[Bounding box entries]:
§ §

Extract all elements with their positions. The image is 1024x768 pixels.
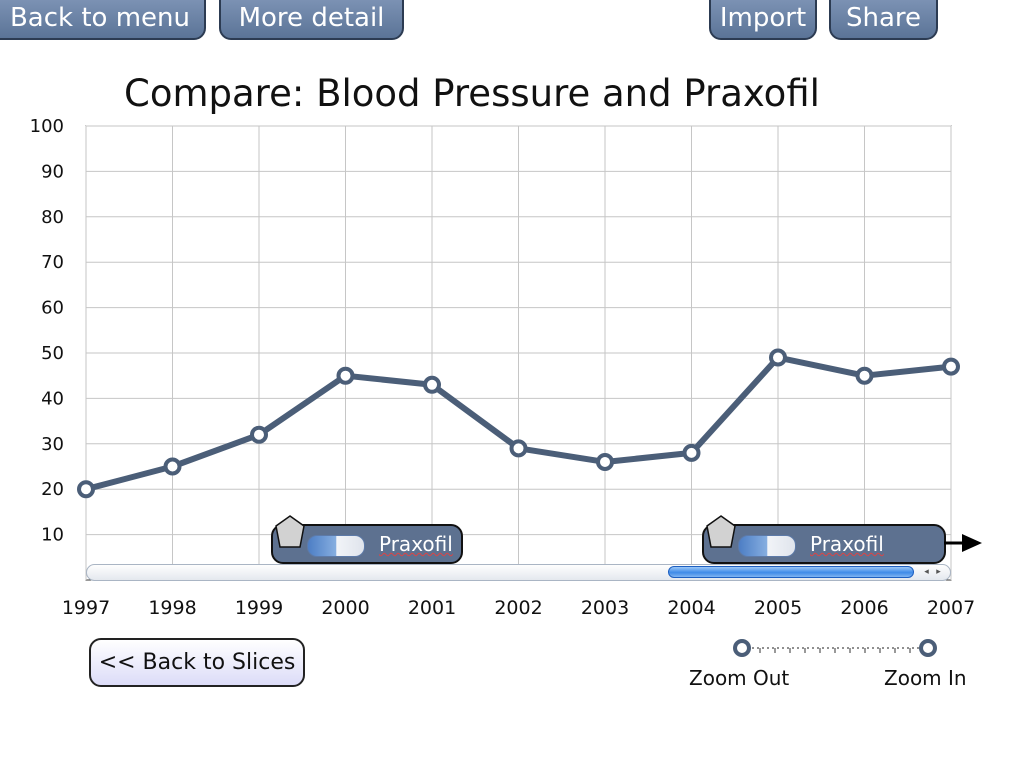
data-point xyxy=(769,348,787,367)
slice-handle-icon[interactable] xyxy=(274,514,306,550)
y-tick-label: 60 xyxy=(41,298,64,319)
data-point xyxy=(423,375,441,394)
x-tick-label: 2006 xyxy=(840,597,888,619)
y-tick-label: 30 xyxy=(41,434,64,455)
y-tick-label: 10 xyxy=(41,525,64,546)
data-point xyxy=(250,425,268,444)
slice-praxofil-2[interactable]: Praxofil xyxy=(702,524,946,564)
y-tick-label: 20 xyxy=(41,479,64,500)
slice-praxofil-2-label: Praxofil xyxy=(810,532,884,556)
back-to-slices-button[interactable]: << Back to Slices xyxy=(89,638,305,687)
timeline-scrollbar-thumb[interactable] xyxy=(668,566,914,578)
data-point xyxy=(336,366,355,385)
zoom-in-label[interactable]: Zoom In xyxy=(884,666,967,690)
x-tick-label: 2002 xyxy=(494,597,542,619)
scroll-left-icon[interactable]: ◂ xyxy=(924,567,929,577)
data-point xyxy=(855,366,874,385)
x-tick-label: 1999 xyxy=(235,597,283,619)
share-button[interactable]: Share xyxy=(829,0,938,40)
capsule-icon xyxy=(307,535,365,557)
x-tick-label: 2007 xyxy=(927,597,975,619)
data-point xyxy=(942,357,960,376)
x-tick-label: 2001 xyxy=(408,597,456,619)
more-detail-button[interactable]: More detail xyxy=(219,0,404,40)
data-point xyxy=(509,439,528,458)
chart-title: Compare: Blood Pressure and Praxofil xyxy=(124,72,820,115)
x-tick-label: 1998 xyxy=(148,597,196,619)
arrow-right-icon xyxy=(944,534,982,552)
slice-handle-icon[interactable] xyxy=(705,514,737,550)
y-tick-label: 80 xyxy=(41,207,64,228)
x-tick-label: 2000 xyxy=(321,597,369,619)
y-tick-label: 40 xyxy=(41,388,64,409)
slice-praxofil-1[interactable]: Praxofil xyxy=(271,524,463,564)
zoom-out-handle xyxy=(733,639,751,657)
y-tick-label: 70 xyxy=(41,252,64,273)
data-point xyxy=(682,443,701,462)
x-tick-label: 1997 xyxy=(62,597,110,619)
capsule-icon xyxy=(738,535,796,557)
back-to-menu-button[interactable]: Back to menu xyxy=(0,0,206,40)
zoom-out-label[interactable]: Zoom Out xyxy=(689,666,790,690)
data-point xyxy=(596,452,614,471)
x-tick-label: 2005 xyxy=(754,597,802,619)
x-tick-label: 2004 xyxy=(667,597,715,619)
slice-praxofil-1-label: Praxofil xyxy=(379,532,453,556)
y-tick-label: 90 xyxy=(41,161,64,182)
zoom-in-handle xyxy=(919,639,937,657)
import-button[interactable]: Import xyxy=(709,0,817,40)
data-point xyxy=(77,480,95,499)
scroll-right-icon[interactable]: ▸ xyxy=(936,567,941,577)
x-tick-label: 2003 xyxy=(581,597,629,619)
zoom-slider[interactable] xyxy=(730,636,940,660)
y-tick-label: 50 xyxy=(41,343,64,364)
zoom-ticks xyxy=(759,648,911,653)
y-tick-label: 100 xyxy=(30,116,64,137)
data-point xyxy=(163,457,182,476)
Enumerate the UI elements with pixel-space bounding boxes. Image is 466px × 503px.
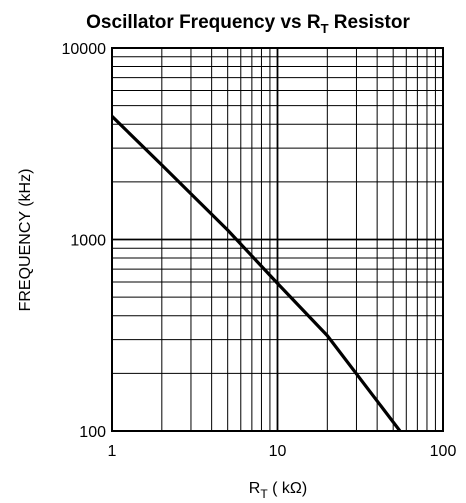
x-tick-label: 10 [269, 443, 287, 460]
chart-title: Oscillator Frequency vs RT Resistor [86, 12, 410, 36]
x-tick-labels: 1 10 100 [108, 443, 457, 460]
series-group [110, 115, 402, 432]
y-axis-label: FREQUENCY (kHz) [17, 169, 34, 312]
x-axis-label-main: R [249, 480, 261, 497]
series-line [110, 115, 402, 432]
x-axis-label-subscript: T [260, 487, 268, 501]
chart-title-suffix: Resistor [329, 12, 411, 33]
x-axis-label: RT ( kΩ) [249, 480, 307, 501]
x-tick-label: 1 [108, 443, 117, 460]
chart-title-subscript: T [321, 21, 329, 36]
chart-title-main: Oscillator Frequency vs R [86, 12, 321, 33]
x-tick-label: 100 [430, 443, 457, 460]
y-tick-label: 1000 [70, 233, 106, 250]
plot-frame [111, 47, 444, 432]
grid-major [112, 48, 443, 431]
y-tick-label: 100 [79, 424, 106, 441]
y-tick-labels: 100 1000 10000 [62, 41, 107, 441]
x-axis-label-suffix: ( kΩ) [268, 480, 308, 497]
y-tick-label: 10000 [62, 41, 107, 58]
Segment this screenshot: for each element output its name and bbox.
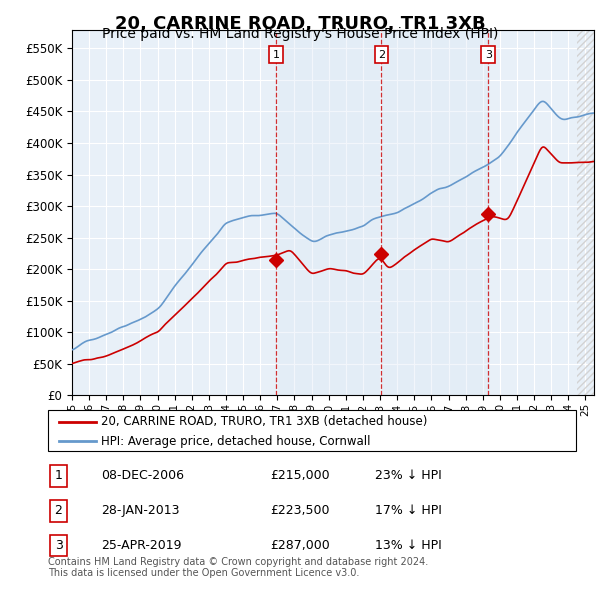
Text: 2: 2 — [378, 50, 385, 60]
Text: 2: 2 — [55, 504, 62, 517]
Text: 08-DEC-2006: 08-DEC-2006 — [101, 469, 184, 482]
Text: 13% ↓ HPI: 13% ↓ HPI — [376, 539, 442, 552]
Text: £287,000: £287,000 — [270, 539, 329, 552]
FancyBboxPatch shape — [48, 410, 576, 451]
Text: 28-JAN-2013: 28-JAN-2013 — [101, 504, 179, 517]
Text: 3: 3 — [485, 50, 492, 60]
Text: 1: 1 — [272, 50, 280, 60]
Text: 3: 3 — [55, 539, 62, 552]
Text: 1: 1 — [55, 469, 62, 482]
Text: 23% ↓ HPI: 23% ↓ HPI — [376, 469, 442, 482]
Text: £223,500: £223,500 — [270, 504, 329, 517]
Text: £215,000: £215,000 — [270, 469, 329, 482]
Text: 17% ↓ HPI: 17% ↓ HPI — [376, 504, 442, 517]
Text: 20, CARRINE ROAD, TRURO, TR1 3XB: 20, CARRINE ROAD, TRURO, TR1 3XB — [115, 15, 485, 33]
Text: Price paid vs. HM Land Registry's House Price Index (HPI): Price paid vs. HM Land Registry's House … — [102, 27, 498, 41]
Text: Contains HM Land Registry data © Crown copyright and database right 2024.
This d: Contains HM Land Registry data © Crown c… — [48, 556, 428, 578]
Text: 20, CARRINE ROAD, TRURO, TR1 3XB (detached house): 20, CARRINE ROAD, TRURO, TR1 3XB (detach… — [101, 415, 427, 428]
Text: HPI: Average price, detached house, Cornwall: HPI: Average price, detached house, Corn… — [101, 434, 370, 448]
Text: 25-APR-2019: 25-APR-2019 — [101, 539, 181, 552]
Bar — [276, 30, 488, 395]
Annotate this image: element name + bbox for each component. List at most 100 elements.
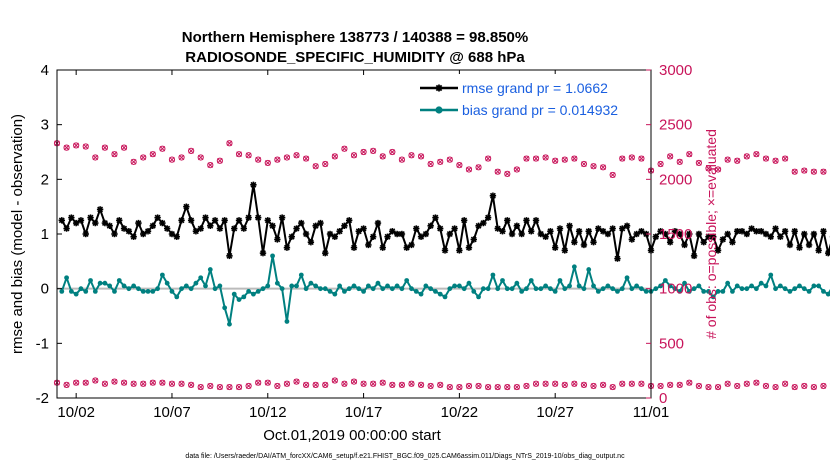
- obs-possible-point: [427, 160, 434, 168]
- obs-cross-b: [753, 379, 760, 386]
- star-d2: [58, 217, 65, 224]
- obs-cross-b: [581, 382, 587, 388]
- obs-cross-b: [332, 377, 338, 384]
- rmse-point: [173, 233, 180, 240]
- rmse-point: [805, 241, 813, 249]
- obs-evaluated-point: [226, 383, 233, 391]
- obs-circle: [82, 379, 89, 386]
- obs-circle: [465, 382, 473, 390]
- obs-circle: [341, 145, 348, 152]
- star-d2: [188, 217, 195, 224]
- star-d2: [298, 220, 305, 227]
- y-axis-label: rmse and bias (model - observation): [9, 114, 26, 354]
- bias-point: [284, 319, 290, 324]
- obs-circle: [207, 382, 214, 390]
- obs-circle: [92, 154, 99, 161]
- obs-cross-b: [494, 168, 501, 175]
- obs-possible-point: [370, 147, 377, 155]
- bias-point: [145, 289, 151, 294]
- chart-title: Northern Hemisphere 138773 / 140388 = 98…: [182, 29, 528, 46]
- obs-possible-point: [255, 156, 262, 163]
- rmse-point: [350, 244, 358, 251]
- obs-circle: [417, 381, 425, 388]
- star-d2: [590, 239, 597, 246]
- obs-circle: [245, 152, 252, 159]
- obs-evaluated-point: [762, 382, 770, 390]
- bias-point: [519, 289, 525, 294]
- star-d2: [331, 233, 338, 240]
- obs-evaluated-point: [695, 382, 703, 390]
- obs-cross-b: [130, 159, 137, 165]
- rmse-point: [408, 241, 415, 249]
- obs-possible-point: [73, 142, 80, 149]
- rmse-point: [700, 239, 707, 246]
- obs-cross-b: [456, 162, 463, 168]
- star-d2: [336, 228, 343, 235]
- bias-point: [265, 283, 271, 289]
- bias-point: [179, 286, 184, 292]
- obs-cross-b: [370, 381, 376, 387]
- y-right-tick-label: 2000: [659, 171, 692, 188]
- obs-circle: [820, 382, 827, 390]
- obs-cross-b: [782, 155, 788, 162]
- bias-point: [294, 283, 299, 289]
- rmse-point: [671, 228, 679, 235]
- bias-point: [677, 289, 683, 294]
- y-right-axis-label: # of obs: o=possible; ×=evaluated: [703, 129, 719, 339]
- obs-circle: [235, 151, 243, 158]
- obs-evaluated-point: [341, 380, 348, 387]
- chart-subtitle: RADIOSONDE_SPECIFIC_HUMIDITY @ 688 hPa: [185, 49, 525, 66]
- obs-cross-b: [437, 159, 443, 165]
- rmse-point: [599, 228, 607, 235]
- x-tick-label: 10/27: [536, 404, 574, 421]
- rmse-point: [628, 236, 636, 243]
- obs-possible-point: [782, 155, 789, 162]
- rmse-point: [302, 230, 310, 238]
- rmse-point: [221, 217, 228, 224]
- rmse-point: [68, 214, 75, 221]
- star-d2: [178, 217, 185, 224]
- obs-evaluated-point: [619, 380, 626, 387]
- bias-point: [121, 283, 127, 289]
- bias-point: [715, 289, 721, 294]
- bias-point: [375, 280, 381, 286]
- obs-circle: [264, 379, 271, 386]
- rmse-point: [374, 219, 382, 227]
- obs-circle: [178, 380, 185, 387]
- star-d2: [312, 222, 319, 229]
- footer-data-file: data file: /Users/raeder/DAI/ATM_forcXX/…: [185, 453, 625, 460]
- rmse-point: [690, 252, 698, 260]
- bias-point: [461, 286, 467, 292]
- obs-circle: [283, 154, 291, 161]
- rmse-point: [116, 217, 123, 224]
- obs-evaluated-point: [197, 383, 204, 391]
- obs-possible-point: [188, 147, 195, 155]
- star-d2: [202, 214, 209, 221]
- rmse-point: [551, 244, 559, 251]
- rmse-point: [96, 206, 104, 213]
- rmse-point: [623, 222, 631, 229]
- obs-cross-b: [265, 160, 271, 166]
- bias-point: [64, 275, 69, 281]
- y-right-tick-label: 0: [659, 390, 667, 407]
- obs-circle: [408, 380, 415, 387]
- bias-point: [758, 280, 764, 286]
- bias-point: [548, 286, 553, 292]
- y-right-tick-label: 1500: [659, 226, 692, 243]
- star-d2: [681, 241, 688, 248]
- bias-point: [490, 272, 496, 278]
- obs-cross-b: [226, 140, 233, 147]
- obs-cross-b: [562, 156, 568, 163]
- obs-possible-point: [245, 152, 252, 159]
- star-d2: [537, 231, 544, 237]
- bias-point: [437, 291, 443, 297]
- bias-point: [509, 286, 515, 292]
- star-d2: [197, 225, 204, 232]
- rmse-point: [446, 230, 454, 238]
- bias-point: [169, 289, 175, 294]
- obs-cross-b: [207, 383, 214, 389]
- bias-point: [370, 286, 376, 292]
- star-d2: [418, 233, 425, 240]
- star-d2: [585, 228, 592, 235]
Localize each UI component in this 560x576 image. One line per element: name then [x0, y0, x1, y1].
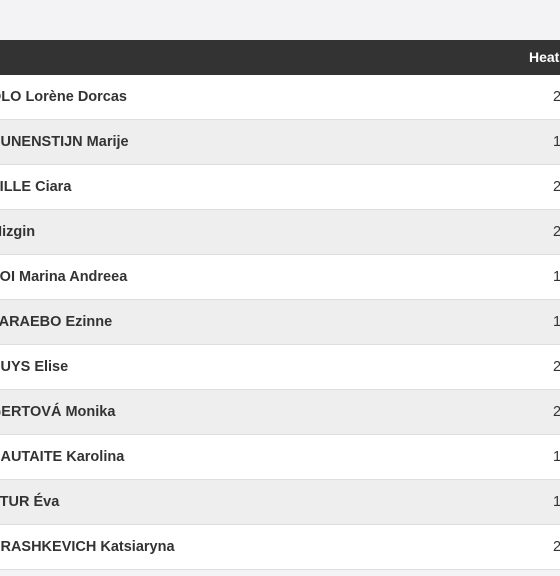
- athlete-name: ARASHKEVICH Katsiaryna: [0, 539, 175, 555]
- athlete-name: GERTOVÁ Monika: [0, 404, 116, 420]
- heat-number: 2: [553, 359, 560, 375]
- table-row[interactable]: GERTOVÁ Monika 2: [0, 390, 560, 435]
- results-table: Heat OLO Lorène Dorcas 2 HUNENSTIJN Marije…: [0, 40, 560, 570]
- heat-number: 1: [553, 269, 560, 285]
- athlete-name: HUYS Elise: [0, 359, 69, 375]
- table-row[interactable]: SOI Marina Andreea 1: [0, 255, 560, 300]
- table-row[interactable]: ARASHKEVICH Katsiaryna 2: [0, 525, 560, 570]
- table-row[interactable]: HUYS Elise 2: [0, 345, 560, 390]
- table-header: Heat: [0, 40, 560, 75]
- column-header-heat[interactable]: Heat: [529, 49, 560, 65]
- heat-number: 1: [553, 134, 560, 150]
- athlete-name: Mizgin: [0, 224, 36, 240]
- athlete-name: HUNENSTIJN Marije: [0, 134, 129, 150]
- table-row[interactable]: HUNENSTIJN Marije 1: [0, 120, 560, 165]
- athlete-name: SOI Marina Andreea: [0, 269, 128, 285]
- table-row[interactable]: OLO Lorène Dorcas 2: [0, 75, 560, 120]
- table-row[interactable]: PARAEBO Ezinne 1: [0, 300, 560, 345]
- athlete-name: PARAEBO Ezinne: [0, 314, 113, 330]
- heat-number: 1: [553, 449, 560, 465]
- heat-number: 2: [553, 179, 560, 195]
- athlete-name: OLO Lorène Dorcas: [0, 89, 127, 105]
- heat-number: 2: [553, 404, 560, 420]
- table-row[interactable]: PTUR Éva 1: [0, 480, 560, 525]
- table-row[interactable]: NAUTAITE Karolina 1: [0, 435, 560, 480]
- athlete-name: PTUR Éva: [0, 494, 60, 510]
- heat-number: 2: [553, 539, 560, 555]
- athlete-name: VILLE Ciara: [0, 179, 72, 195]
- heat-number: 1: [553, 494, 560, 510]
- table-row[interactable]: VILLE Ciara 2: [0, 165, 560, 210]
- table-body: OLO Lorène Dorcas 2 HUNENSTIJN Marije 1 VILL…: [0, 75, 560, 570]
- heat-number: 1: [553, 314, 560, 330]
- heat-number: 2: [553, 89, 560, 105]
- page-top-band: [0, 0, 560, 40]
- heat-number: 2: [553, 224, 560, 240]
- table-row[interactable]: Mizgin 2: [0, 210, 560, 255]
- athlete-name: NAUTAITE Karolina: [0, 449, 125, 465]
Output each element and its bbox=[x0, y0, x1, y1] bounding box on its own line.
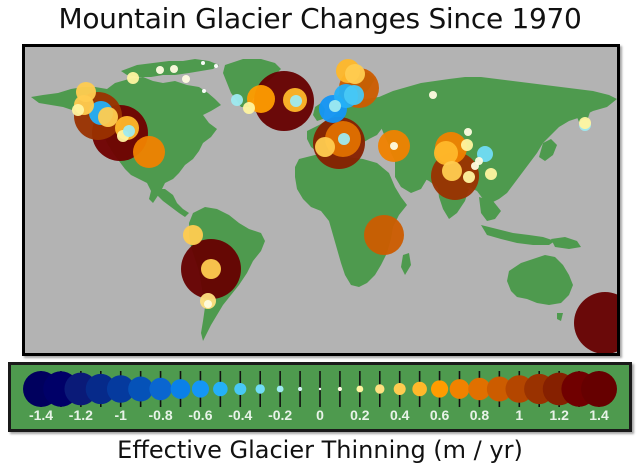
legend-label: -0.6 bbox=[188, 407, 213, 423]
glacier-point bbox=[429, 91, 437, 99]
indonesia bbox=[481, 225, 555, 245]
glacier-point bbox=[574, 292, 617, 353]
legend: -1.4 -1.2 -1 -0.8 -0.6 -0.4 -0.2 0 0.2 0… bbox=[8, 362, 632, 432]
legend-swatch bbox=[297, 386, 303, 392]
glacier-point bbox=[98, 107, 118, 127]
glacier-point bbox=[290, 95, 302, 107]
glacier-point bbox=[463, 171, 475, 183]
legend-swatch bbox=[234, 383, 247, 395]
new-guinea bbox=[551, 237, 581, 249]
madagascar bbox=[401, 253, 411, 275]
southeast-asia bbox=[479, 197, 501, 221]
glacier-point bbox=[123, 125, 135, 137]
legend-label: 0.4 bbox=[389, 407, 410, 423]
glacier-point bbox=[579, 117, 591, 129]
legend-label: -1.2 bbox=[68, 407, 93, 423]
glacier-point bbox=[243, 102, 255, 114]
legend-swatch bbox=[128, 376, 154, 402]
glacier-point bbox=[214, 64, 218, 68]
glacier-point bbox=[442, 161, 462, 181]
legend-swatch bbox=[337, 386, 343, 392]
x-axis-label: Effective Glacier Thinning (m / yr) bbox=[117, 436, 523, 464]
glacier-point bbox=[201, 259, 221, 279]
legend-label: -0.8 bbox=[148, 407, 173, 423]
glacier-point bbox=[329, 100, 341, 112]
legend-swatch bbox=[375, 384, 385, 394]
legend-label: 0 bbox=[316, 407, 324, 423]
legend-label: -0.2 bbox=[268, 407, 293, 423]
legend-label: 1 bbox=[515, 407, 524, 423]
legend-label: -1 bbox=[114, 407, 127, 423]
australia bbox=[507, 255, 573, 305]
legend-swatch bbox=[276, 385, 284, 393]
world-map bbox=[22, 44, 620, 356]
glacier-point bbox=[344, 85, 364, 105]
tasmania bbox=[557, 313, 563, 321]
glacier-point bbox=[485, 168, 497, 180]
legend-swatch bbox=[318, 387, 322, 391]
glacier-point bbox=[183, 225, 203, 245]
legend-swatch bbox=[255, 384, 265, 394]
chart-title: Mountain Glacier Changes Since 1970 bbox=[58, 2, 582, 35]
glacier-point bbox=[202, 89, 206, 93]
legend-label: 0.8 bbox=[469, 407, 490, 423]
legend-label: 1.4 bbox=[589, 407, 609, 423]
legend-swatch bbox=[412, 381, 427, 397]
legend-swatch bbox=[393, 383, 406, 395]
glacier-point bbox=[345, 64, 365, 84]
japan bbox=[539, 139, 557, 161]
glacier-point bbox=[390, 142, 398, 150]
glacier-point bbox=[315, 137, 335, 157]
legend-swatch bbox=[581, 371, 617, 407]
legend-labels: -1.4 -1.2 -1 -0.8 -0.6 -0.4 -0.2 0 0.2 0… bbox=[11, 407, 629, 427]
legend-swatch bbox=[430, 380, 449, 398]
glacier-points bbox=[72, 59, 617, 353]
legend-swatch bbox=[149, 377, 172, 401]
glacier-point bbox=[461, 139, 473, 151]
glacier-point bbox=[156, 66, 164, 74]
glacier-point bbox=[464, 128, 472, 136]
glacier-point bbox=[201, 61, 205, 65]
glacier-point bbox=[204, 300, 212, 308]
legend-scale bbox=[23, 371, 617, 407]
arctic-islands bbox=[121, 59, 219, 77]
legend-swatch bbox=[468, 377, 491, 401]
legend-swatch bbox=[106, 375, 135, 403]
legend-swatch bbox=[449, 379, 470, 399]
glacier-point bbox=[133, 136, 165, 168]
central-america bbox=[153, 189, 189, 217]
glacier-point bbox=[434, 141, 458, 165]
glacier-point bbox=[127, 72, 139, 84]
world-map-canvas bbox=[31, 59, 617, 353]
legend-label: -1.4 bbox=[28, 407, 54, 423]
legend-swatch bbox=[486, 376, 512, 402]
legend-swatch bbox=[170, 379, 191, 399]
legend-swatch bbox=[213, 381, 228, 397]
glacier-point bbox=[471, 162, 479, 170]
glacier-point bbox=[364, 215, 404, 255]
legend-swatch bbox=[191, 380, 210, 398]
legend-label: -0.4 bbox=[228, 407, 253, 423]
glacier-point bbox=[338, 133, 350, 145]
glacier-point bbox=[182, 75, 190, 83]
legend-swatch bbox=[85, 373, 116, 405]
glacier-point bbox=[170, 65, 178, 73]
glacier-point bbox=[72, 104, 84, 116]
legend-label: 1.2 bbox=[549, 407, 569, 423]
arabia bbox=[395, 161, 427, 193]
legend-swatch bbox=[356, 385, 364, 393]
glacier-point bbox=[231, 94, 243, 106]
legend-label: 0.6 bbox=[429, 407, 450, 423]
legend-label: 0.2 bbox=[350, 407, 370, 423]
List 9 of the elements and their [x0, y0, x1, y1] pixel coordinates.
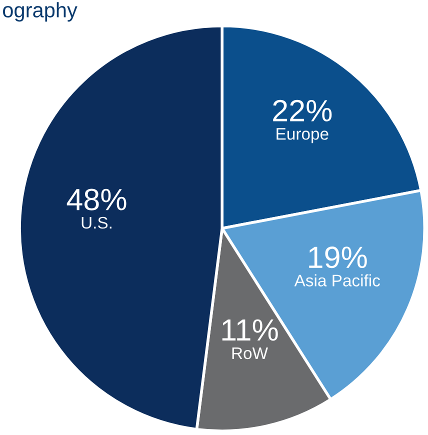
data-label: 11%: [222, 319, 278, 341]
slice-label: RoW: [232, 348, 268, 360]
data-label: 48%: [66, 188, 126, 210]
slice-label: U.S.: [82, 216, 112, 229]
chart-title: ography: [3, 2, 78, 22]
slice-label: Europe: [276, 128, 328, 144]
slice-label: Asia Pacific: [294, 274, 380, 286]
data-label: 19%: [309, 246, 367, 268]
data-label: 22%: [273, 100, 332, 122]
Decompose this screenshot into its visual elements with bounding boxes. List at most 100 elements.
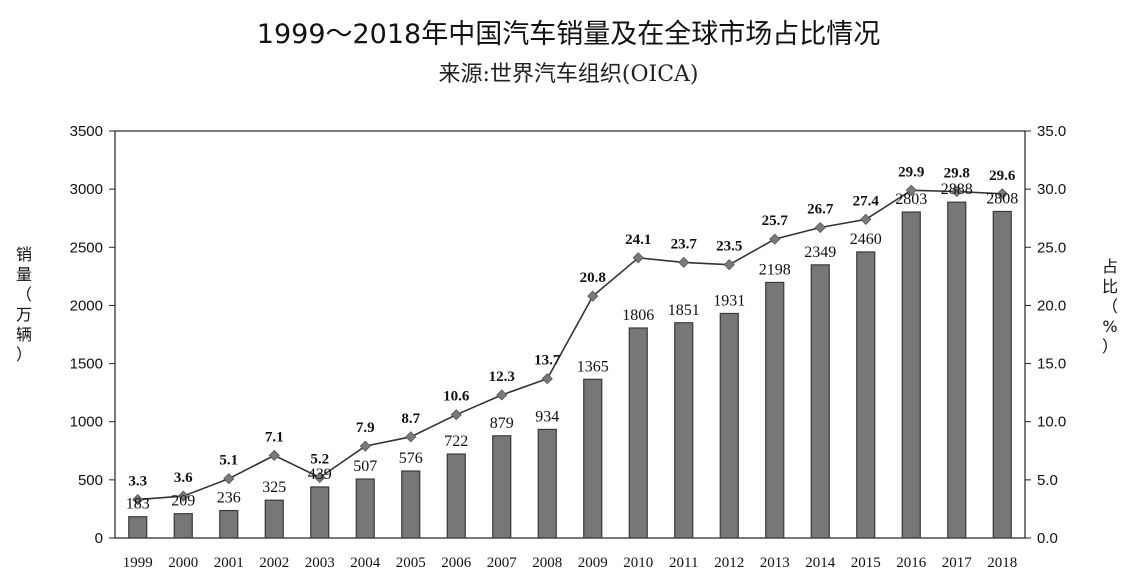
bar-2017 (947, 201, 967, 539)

§ §

[Task goal]:
Copy the lines in the records above word for word, covering the stretch from the line containing "- athlete-name: ARASHKEVICH" through the line containing "- table-header: Heat: [0, 40, 560, 75]".

[The output]:
- athlete-name: ARASHKEVICH Katsiaryna: [0, 539, 175, 555]
- athlete-name: GERTOVÁ Monika: [0, 404, 116, 420]
- heat-number: 2: [553, 359, 560, 375]
- table-row[interactable]: GERTOVÁ Monika 2: [0, 390, 560, 435]
- results-table: Heat OLO Lorène Dorcas 2 HUNENSTIJN Marije…: [0, 40, 560, 570]
- heat-number: 1: [553, 269, 560, 285]
- athlete-name: HUYS Elise: [0, 359, 69, 375]
- table-row[interactable]: SOI Marina Andreea 1: [0, 255, 560, 300]
- table-row[interactable]: ARASHKEVICH Katsiaryna 2: [0, 525, 560, 570]
- table-row[interactable]: HUYS Elise 2: [0, 345, 560, 390]
- table-header: Heat: [0, 40, 560, 75]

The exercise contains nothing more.